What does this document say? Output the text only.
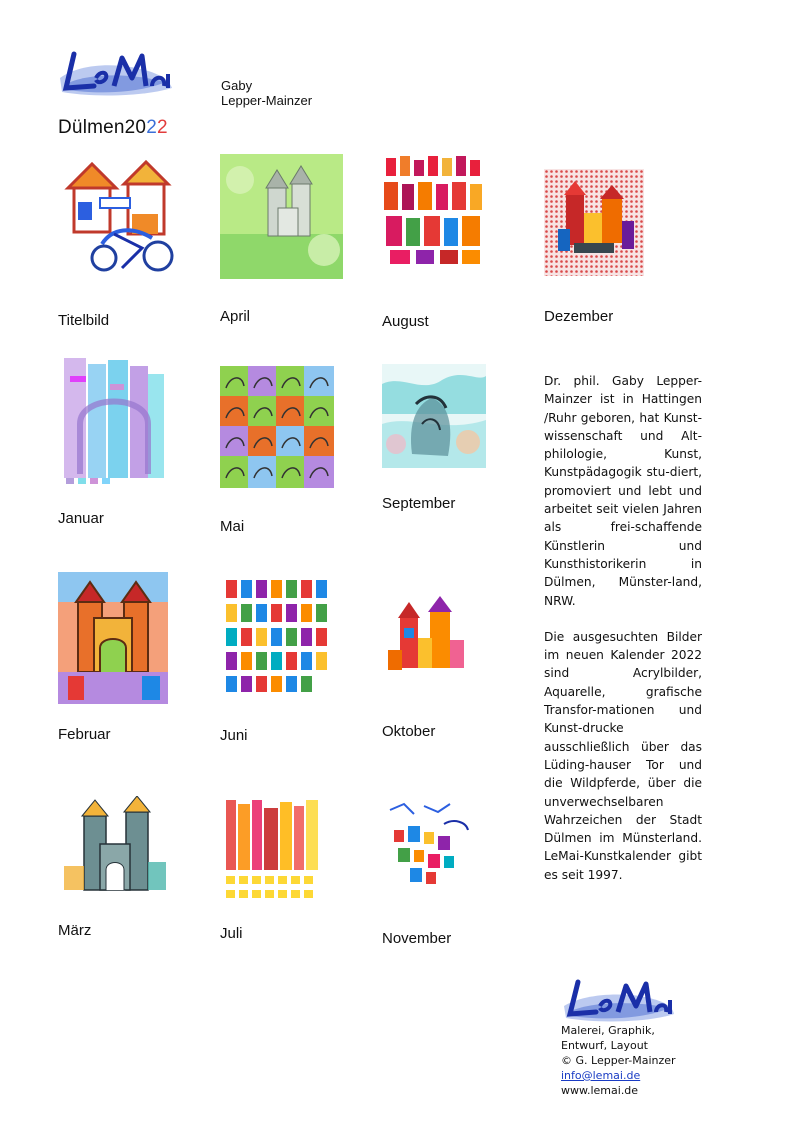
Gaby
Lepper-Mainzer
Dülmen2022
Titelbild	April	August	Dezember
Januar	Mai
September

Dr. phil. Gaby Lepper-Mainzer ist in Hattingen /Ruhr geboren, hat Kunst-wissenschaft und Alt-philologie, Kunst, Kunstpädagogik stu-diert, promoviert und lebt und arbeitet seit vielen Jahren als frei-schaffende Künstlerin und Kunsthistorikerin in Dülmen, Münster-land, NRW.

Die ausgesuchten Bilder im neuen Kalender 2022 sind Acrylbilder, Aquarelle, grafische Transfor-mationen und Kunst-drucke ausschließlich über das Lüding-hauser Tor und die Wildpferde, über die unverwechselbaren Wahrzeichen der Stadt Dülmen im Münsterland. LeMai-Kunstkalender gibt es seit 1997.

Februar	Juni	Oktober
März	Juli	November
Malerei, Graphik,
Entwurf, Layout
© G. Lepper-Mainzer
info@lemai.de
www.lemai.de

============

**Work required**
Lines containing the word "Lepper" must all be returned from the material above.

**Complete answer**
Lepper-Mainzer
Dr. phil. Gaby Lepper-Mainzer ist in Hattingen /Ruhr geboren, hat Kunst-wissenschaft und Alt-philologie, Kunst, Kunstpädagogik stu-diert, promoviert und lebt und arbeitet seit vielen Jahren als frei-schaffende Künstlerin und Kunsthistorikerin in Dülmen, Münster-land, NRW.
© G. Lepper-Mainzer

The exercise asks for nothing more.